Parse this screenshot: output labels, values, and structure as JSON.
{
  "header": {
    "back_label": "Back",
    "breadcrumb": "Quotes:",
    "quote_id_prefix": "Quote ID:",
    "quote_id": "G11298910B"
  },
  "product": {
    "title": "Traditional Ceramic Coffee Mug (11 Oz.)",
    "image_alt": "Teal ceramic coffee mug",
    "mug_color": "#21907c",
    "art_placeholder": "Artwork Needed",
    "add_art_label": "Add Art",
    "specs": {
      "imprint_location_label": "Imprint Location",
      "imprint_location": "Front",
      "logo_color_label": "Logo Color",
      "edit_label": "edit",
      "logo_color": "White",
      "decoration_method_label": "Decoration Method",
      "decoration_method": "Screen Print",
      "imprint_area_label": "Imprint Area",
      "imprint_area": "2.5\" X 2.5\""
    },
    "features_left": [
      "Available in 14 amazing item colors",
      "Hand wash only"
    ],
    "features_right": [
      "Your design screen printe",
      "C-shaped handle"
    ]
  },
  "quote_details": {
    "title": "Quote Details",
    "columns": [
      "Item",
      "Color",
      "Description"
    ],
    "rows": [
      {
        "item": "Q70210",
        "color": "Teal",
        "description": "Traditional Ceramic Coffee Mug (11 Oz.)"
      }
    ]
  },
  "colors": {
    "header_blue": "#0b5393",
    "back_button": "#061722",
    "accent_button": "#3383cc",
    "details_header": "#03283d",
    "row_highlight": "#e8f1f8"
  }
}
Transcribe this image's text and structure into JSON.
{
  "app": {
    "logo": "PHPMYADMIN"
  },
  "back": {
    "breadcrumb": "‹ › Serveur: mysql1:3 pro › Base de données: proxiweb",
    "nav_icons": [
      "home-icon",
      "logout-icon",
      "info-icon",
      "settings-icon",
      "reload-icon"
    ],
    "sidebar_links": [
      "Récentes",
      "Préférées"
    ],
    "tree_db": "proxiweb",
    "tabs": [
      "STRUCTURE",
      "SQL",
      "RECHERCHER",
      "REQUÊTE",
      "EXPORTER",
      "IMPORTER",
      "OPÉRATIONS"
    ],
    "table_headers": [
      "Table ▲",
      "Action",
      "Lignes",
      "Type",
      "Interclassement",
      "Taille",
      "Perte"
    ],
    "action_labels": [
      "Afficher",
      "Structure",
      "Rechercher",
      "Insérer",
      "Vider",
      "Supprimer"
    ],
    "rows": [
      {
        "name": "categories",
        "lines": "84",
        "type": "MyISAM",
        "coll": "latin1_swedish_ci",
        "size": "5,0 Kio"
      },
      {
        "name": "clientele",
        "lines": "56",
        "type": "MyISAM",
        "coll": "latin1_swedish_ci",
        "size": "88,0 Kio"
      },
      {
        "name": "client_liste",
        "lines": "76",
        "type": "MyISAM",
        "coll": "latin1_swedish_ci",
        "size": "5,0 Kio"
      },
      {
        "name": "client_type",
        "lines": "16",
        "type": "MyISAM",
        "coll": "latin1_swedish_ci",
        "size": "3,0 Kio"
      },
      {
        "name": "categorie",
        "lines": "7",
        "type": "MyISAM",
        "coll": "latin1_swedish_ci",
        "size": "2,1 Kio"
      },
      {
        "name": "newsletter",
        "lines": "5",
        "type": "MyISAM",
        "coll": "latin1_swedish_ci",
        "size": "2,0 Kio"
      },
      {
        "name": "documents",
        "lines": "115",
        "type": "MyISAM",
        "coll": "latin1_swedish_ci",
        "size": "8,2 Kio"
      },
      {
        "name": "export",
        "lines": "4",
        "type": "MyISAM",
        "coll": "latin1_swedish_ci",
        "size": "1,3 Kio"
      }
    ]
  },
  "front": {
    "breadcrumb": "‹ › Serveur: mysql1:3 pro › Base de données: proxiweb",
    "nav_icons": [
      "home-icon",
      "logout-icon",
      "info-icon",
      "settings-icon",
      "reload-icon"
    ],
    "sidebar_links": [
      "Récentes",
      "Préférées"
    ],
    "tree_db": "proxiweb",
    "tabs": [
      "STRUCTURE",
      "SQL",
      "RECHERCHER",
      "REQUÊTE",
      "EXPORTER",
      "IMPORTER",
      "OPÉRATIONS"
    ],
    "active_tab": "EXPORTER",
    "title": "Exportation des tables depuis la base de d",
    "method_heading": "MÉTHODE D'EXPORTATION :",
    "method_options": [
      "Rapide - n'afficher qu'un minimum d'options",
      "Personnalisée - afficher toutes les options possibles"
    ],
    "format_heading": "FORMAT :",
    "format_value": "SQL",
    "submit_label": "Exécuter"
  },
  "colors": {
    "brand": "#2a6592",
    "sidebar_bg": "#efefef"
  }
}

+++

Given task
Copy out the full listing exactly.

Solution to the problem
Parse this screenshot: output labels, values, and structure as JSON.
{
  "header": {
    "back_label": "Back",
    "breadcrumb": "Quotes:",
    "quote_id_prefix": "Quote ID:",
    "quote_id": "G11298910B"
  },
  "product": {
    "title": "Traditional Ceramic Coffee Mug (11 Oz.)",
    "image_alt": "Teal ceramic coffee mug",
    "mug_color": "#21907c",
    "art_placeholder": "Artwork Needed",
    "add_art_label": "Add Art",
    "specs": {
      "imprint_location_label": "Imprint Location",
      "imprint_location": "Front",
      "logo_color_label": "Logo Color",
      "edit_label": "edit",
      "logo_color": "White",
      "decoration_method_label": "Decoration Method",
      "decoration_method": "Screen Print",
      "imprint_area_label": "Imprint Area",
      "imprint_area": "2.5\" X 2.5\""
    },
    "features_left": [
      "Available in 14 amazing item colors",
      "Hand wash only"
    ],
    "features_right": [
      "Your design screen printe",
      "C-shaped handle"
    ]
  },
  "quote_details": {
    "title": "Quote Details",
    "columns": [
      "Item",
      "Color",
      "Description"
    ],
    "rows": [
      {
        "item": "Q70210",
        "color": "Teal",
        "description": "Traditional Ceramic Coffee Mug (11 Oz.)"
      }
    ]
  },
  "colors": {
    "header_blue": "#0b5393",
    "back_button": "#061722",
    "accent_button": "#3383cc",
    "details_header": "#03283d",
    "row_highlight": "#e8f1f8"
  }
}
Transcribe this image's text and structure into JSON.
{
  "app": {
    "logo": "PHPMYADMIN"
  },
  "back": {
    "breadcrumb": "‹ › Serveur: mysql1:3 pro › Base de données: proxiweb",
    "nav_icons": [
      "home-icon",
      "logout-icon",
      "info-icon",
      "settings-icon",
      "reload-icon"
    ],
    "sidebar_links": [
      "Récentes",
      "Préférées"
    ],
    "tree_db": "proxiweb",
    "tabs": [
      "STRUCTURE",
      "SQL",
      "RECHERCHER",
      "REQUÊTE",
      "EXPORTER",
      "IMPORTER",
      "OPÉRATIONS"
    ],
    "table_headers": [
      "Table ▲",
      "Action",
      "Lignes",
      "Type",
      "Interclassement",
      "Taille",
      "Perte"
    ],
    "action_labels": [
      "Afficher",
      "Structure",
      "Rechercher",
      "Insérer",
      "Vider",
      "Supprimer"
    ],
    "rows": [
      {
        "name": "categories",
        "lines": "84",
        "type": "MyISAM",
        "coll": "latin1_swedish_ci",
        "size": "5,0 Kio"
      },
      {
        "name": "clientele",
        "lines": "56",
        "type": "MyISAM",
        "coll": "latin1_swedish_ci",
        "size": "88,0 Kio"
      },
      {
        "name": "client_liste",
        "lines": "76",
        "type": "MyISAM",
        "coll": "latin1_swedish_ci",
        "size": "5,0 Kio"
      },
      {
        "name": "client_type",
        "lines": "16",
        "type": "MyISAM",
        "coll": "latin1_swedish_ci",
        "size": "3,0 Kio"
      },
      {
        "name": "categorie",
        "lines": "7",
        "type": "MyISAM",
        "coll": "latin1_swedish_ci",
        "size": "2,1 Kio"
      },
      {
        "name": "newsletter",
        "lines": "5",
        "type": "MyISAM",
        "coll": "latin1_swedish_ci",
        "size": "2,0 Kio"
      },
      {
        "name": "documents",
        "lines": "115",
        "type": "MyISAM",
        "coll": "latin1_swedish_ci",
        "size": "8,2 Kio"
      },
      {
        "name": "export",
        "lines": "4",
        "type": "MyISAM",
        "coll": "latin1_swedish_ci",
        "size": "1,3 Kio"
      }
    ]
  },
  "front": {
    "breadcrumb": "‹ › Serveur: mysql1:3 pro › Base de données: proxiweb",
    "nav_icons": [
      "home-icon",
      "logout-icon",
      "info-icon",
      "settings-icon",
      "reload-icon"
    ],
    "sidebar_links": [
      "Récentes",
      "Préférées"
    ],
    "tree_db": "proxiweb",
    "tabs": [
      "STRUCTURE",
      "SQL",
      "RECHERCHER",
      "REQUÊTE",
      "EXPORTER",
      "IMPORTER",
      "OPÉRATIONS"
    ],
    "active_tab": "EXPORTER",
    "title": "Exportation des tables depuis la base de d",
    "method_heading": "MÉTHODE D'EXPORTATION :",
    "method_options": [
      "Rapide - n'afficher qu'un minimum d'options",
      "Personnalisée - afficher toutes les options possibles"
    ],
    "format_heading": "FORMAT :",
    "format_value": "SQL",
    "submit_label": "Exécuter"
  },
  "colors": {
    "brand": "#2a6592",
    "sidebar_bg": "#efefef"
  }
}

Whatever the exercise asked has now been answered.